▶ Given entries:
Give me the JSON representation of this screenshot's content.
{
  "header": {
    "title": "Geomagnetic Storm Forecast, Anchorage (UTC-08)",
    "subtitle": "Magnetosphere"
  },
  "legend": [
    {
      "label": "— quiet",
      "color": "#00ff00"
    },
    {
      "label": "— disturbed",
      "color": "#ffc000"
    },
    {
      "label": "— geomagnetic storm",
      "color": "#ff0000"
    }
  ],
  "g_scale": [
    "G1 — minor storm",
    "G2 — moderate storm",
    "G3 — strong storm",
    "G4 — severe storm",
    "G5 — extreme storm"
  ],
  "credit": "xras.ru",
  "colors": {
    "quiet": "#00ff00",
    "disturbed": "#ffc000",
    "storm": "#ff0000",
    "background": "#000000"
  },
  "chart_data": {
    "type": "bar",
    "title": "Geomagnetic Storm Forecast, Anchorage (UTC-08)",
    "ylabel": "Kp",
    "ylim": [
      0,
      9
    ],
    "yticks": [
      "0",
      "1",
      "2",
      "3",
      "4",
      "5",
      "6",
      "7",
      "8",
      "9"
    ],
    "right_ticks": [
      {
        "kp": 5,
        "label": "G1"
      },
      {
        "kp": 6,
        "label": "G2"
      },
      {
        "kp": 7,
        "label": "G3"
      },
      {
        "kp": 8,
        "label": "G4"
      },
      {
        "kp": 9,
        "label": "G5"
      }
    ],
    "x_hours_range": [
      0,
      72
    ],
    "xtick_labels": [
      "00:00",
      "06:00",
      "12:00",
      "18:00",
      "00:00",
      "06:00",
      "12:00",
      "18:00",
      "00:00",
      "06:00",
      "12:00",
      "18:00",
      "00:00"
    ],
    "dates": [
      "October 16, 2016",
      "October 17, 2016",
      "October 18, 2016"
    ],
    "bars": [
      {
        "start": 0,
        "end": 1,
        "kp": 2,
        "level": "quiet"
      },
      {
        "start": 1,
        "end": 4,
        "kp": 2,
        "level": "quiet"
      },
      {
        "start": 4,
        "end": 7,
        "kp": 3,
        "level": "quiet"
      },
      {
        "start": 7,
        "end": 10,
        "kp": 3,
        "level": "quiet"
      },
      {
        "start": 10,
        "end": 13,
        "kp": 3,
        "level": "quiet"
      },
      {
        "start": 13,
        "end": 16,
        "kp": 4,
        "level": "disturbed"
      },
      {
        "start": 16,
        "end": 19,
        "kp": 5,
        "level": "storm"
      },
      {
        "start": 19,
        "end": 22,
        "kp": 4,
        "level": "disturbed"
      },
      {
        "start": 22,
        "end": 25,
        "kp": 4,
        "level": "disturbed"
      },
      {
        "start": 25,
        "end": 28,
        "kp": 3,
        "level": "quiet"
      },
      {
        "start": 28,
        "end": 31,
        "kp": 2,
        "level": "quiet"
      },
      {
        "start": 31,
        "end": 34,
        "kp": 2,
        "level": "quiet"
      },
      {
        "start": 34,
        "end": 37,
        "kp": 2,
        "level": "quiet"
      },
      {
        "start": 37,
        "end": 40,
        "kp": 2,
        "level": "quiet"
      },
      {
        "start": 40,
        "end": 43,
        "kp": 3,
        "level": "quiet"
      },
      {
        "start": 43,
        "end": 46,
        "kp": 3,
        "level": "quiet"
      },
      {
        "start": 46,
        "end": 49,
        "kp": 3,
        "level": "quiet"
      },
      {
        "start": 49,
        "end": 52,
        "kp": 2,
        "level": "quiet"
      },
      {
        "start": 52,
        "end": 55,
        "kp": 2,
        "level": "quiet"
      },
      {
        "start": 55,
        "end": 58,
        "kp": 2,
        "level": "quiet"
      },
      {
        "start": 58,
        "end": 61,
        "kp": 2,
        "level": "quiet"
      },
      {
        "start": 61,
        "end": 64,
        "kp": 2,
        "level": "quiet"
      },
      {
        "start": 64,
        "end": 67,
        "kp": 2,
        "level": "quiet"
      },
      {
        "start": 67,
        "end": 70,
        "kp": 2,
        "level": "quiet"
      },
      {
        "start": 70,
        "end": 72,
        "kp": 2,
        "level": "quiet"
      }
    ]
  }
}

▶ Your instructions:
Show each line of the listing that holds the string "October".

▶ Response:
      "October 16, 2016",
      "October 17, 2016",
      "October 18, 2016"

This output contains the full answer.